• _LIST OF TASKS_:
1. According to the news article about the Upland Pipeline, what is the pipeline's initial capacity?
2. List every dollar amount and barrels-per-day figure that appears in the news article about the Upland Pipeline.
3. Continue the news article about the proposed Upland Pipeline from the point where it ends.

• _TEXT SEGMENT_:
------------------------------------------------------------

WILLISTON -- A proposed pipeline from the same company behind the Keystone XL would connect Bakken crude with markets now reached only by rail. TransCanada Corp. plans to seek approval for the $600 million Upland Pipeline that would carry oil fro...

WILLISTON - A proposed pipeline from the same company behind the Keystone XL would connect Bakken crude with markets now reached only by rail.
TransCanada Corp. plans to seek approval for the $600 million Upland Pipeline that would carry oil from south of Williston and head north to connect with other pipelines that reach markets in eastern Canada and the eastern United States.
The company said in a statement it has significant interest from shippers in the Williston Basin - in both the U.S. and Canada - for the project. It would have an initial capacity of 220,000 barrels per day with potential of carrying up to 300,000 barrels per day.
There’s a large demand on the East Coast and in eastern Canada for light, sweet crude, said Justin Kringstad, director of the North Dakota Pipeline Authority. But currently the only access North Dakota oil has to refineries in eastern Canada is by rail or truck, Kringstad said.
“Projects like this then open up that possibility for pipeline movement,” he said.

------------------------------------------------------------

• _EXCERPTED DATA_:
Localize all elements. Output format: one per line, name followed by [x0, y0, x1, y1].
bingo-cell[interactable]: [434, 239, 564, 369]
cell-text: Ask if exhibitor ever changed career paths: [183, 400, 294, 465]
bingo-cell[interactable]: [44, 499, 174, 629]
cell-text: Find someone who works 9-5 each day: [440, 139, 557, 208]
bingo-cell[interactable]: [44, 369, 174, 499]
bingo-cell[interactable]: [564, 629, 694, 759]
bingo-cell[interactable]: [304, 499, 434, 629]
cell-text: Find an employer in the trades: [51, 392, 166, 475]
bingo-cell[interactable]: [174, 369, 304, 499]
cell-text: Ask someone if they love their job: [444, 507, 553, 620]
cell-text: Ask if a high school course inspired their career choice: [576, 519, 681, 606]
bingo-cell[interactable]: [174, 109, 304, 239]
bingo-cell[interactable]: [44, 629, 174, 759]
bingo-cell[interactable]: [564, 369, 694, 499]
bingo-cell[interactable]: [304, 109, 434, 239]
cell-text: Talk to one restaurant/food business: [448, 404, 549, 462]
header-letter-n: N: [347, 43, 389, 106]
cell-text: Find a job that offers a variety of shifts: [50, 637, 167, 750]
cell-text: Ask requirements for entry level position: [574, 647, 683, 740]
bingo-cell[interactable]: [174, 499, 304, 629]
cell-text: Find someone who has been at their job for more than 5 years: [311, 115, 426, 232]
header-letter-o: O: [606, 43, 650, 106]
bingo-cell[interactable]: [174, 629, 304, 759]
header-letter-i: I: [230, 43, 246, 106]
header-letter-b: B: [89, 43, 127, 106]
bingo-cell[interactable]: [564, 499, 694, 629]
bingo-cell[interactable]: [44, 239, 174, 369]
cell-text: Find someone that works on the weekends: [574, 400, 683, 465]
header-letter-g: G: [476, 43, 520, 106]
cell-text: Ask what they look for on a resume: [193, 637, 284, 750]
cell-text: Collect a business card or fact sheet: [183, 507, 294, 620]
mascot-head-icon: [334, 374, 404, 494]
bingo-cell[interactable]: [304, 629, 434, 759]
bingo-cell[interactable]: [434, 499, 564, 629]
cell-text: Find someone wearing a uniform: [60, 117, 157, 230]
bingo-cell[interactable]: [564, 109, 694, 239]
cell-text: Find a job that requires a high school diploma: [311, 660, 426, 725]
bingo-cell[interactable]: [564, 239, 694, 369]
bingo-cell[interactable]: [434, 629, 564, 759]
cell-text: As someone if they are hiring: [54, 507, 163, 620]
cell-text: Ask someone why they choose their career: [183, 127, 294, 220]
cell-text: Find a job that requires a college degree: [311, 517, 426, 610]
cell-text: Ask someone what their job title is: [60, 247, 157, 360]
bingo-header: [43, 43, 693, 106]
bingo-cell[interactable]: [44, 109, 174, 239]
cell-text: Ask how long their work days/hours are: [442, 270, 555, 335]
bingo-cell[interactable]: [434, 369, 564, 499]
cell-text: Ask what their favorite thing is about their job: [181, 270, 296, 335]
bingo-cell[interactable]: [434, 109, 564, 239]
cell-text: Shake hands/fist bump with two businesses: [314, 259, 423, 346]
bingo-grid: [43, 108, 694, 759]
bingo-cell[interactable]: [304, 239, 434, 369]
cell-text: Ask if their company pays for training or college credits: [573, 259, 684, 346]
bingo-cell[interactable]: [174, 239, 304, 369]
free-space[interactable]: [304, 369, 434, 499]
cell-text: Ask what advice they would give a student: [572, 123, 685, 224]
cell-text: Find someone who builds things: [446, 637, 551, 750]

------------------------------------------------------------

• _OUTPUTS IN ORDER_:
1. 220,000 barrels per day

2.
- $600 million
- 220,000 barrels per day
- 300,000 barrels per day

3.
Of the 1.2 million barrels of oil produced per day in North Dakota, the state had about 820,000 barrels of oil per day - enough to fill about 11 trains - leaving the state by rail in December. About 59 percent of oil was transported by rail with 35 percent by pipeline.
The safety of transporting Bakken crude by rail continues to be a debate nationwide, particularly on the heels of this week’s fiery train derailment in West Virginia. That train was carrying oil from North Dakota.
The Upland Pipeline would be in use in 2018 if approved by the U.S. State Department, Canada’s National Energy Board and the North Dakota Public Service Commission.
TransCanada’s Keystone XL Pipeline has been long been stalled in the U.S. regulatory process and faces a presidential veto. That project would have the capacity to transport up to 100,000 barrels per day of Bakken crude from an on-ramp in Baker, Mont.
Congress passed a bill that would give it the power to approve the project, a decision lies in President Barack Obama’s hands. The bill will go to the White House next week, though Obama is expected to veto the legislation.
The Upland Pipeline would cross the border near Northgate, Saskatchewan, and Lignite and end near the Manitoba-Saskatchewan border in Canada. It would connect with other pipelines including the Energy East Pipeline in Saskatchewan.
TransCanada has commitments for 70,000 barrels per day from North Dakota for the Upland, a company spokesman said.
Meanwhile, another Bakken crude oil pipeline went into service this month and the largest proposed pipeline for the Bakken took a step forward recently by applying to the Public Service Commission.
The Double H Pipeline that transports oil from North Dakota to Guernsey, Wyo., went into service this month, said a spokesperson for Kinder Morgan, which recently acquired the pipeline from Hiland Partners.
The pipeline that starts near Dore near the Montana state line in McKenzie County, and has the capacity of transporting 84,000 barrels per day. The company did not disclose how much it is currently transporting.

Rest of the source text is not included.